● **Selected extract**
There are several psychological programs that have developed over the years to foster personal safety in group situations including the group norms in Alcoholics Anonymous and the protocols of Non-violent communications, Insight dialogue, and Dialectical Behavior Therapy. The simplest version that I have encountered is called Dharma Sharing and it comes from the tradition of Thich Nhat Hanh. This is a modified a version of the instructions. During Mindful Sharing, we practice wise speech and deep listening. It is a special time for us to share our experiences, our joys, our challenges and our questions relating to our practice. By learning to share our personal experiences, we contribute to the collective insight and understanding of the community.
Sometimes it may be beneficial to let sharing come from those who take the initiative to offer their speech and at other times it might be beneficial to take turns around the circle so those who may be more timid can share. There is no obligation to share at any time and it is completely acceptable to simply take a breath, bring the hands together and bow to signal your wish to pass or simply say ‘pass’.
Mindful sharing is not a time to engage in theoretical or abstract conversations about concepts or texts but rather, we speak directly from our own experiences. We refrain from characterizing the experiences of others, giving unsolicited advice, or inserting ourselves into their stories. By avoiding such “cross-talk,” we honor and safeguard each individual’s sharing. We remember not to spread news that we do not know to be certain and not to criticize or condemn things of which we are not sure. We refrain from uttering words that can cause division or discord. Whatever is shared during Mindful Sharing is held in confidence.

● **Recorded information**
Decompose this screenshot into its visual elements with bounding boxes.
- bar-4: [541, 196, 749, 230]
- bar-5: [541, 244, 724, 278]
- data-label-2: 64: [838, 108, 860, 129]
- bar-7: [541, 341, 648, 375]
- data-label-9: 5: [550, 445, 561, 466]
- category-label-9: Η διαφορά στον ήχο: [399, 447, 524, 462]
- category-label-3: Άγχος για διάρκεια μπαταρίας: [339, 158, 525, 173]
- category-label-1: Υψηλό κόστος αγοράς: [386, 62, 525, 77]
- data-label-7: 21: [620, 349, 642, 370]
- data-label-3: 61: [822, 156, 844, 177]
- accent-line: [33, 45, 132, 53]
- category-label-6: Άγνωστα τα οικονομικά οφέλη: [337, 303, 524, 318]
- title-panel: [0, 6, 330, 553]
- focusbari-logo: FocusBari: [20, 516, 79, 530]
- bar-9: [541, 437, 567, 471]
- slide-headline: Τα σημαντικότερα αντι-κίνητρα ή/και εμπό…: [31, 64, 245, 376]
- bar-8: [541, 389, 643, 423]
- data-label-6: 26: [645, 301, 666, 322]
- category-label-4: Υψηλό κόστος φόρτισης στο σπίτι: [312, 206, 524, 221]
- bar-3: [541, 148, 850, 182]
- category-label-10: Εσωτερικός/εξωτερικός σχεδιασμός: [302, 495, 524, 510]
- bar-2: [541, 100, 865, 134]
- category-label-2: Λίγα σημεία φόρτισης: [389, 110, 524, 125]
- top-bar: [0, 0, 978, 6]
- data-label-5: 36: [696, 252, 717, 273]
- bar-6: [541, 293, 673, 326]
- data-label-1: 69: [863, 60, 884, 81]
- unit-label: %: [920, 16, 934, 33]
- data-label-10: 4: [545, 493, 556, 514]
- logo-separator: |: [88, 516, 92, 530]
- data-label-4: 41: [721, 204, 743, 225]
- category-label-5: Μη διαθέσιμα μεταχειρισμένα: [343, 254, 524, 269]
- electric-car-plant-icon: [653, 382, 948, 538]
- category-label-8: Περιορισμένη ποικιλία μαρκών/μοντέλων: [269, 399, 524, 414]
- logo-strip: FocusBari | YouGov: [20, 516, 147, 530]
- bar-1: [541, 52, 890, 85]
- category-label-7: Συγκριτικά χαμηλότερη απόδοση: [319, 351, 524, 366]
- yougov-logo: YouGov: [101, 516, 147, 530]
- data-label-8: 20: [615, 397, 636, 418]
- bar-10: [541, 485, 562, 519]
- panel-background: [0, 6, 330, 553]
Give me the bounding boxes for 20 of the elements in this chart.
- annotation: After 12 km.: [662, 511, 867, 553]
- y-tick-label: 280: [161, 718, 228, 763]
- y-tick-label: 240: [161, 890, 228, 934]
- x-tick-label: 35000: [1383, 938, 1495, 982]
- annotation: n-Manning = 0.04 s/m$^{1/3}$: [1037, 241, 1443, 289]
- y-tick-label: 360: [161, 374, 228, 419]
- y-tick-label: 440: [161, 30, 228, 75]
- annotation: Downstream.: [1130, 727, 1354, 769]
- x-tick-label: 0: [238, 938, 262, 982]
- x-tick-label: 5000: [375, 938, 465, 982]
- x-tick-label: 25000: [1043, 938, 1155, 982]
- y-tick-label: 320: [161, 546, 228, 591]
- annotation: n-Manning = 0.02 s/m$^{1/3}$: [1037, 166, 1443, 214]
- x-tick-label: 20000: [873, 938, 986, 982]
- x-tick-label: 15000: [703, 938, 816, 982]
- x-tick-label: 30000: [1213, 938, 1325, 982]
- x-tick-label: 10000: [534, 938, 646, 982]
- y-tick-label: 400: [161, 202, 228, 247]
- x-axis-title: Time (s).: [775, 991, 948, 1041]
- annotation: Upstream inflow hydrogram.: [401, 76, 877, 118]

● **What this task involves**
Extend the passage on Mindful Sharing in group practice, starting right after its final sentence.

● **Answer section**
By practicing deep listening while others are speaking, we help create a calm and receptive environment. Mindful of our own inner dialog, we resist the impulse to agree or disagree. We can then bring our mind back to being present with the person who is speaking. In deep listening, our mind is open, curious, and interested -- as though we were hearing this person for the first time. It is a form of listening that not only hears what is said but also seeks to understand the whole person behind the words.
We will resist interrupting others as much as possible because it will allow us the time to pause to explore whether the interruption is necessary. If someone becomes uncomfortable or emotional during Mindful Sharing, we resist the impulse to comfort them with words or by leaving our seat. The impulse to comfort another who is in pain is a healthy and natural response. However, it is important to recognize that these actions can be motivated by the desire to avoid our own discomfort at seeing someone else in pain more than the desire to comfort the other. It is only when we learn to be mindful and are willing to be present with our own discomfort that we can be available to comfort the pain of others. Validating eye contact and supportive body language are appropriate.
If a friend shares about a difficulty he or she is facing, we will respect that he or she may or may not wish to talk about this individually outside of the Mindful Sharing time. By being witness to community members, we support healing, joy, and the spiritual growth of the individual and ourselves.